Output the full material exactly as it appears here.
* * *
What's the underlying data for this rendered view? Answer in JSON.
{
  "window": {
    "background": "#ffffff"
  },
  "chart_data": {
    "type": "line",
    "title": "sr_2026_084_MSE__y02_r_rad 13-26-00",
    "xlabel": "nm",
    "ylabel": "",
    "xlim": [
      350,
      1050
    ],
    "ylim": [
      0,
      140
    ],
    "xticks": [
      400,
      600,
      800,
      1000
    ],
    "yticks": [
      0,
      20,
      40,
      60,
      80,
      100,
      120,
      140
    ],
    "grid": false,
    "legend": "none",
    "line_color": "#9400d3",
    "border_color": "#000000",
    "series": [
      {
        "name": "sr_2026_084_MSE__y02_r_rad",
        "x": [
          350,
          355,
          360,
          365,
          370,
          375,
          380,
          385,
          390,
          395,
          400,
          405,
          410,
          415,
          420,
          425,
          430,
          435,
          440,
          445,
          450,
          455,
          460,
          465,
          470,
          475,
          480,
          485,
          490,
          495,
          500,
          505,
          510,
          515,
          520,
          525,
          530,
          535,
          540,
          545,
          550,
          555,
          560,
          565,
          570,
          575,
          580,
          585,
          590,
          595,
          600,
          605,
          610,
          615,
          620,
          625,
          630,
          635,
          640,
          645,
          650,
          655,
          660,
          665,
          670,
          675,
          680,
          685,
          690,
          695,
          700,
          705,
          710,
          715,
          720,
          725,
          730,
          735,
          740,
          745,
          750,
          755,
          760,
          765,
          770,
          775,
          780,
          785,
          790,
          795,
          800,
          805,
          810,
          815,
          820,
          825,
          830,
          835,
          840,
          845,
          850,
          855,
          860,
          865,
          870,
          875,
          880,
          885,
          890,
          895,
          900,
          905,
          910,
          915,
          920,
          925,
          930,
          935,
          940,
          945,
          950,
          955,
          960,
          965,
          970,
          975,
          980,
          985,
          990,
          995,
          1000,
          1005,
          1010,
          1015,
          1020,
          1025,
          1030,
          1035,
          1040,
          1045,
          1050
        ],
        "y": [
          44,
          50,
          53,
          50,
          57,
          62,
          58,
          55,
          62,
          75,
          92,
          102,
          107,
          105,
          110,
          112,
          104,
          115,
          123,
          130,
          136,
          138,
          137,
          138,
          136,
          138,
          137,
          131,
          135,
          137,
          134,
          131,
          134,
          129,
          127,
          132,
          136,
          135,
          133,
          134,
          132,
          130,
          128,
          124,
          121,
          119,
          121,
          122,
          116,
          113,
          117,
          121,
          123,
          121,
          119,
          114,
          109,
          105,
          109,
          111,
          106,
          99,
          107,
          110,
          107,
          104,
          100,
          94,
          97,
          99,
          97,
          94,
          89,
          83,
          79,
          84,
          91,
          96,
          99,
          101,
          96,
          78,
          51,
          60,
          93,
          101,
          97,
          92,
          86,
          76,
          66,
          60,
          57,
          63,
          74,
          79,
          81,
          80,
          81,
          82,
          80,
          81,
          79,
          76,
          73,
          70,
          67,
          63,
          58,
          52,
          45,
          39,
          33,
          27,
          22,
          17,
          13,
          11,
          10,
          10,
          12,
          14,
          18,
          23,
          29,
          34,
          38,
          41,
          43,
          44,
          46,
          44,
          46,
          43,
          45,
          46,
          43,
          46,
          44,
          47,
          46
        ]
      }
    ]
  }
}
* * *
▶ [WRITTEN RESPONSE]:
What's the underlying data for this rendered view? Answer in JSON.
{
  "window": {
    "background": "#ffffff"
  },
  "chart_data": {
    "type": "line",
    "title": "sr_2026_084_MSE__y02_r_rad 13-26-00",
    "xlabel": "nm",
    "ylabel": "",
    "xlim": [
      350,
      1050
    ],
    "ylim": [
      0,
      140
    ],
    "xticks": [
      400,
      600,
      800,
      1000
    ],
    "yticks": [
      0,
      20,
      40,
      60,
      80,
      100,
      120,
      140
    ],
    "grid": false,
    "legend": "none",
    "line_color": "#9400d3",
    "border_color": "#000000",
    "series": [
      {
        "name": "sr_2026_084_MSE__y02_r_rad",
        "x": [
          350,
          355,
          360,
          365,
          370,
          375,
          380,
          385,
          390,
          395,
          400,
          405,
          410,
          415,
          420,
          425,
          430,
          435,
          440,
          445,
          450,
          455,
          460,
          465,
          470,
          475,
          480,
          485,
          490,
          495,
          500,
          505,
          510,
          515,
          520,
          525,
          530,
          535,
          540,
          545,
          550,
          555,
          560,
          565,
          570,
          575,
          580,
          585,
          590,
          595,
          600,
          605,
          610,
          615,
          620,
          625,
          630,
          635,
          640,
          645,
          650,
          655,
          660,
          665,
          670,
          675,
          680,
          685,
          690,
          695,
          700,
          705,
          710,
          715,
          720,
          725,
          730,
          735,
          740,
          745,
          750,
          755,
          760,
          765,
          770,
          775,
          780,
          785,
          790,
          795,
          800,
          805,
          810,
          815,
          820,
          825,
          830,
          835,
          840,
          845,
          850,
          855,
          860,
          865,
          870,
          875,
          880,
          885,
          890,
          895,
          900,
          905,
          910,
          915,
          920,
          925,
          930,
          935,
          940,
          945,
          950,
          955,
          960,
          965,
          970,
          975,
          980,
          985,
          990,
          995,
          1000,
          1005,
          1010,
          1015,
          1020,
          1025,
          1030,
          1035,
          1040,
          1045,
          1050
        ],
        "y": [
          44,
          50,
          53,
          50,
          57,
          62,
          58,
          55,
          62,
          75,
          92,
          102,
          107,
          105,
          110,
          112,
          104,
          115,
          123,
          130,
          136,
          138,
          137,
          138,
          136,
          138,
          137,
          131,
          135,
          137,
          134,
          131,
          134,
          129,
          127,
          132,
          136,
          135,
          133,
          134,
          132,
          130,
          128,
          124,
          121,
          119,
          121,
          122,
          116,
          113,
          117,
          121,
          123,
          121,
          119,
          114,
          109,
          105,
          109,
          111,
          106,
          99,
          107,
          110,
          107,
          104,
          100,
          94,
          97,
          99,
          97,
          94,
          89,
          83,
          79,
          84,
          91,
          96,
          99,
          101,
          96,
          78,
          51,
          60,
          93,
          101,
          97,
          92,
          86,
          76,
          66,
          60,
          57,
          63,
          74,
          79,
          81,
          80,
          81,
          82,
          80,
          81,
          79,
          76,
          73,
          70,
          67,
          63,
          58,
          52,
          45,
          39,
          33,
          27,
          22,
          17,
          13,
          11,
          10,
          10,
          12,
          14,
          18,
          23,
          29,
          34,
          38,
          41,
          43,
          44,
          46,
          44,
          46,
          43,
          45,
          46,
          43,
          46,
          44,
          47,
          46
        ]
      }
    ]
  }
}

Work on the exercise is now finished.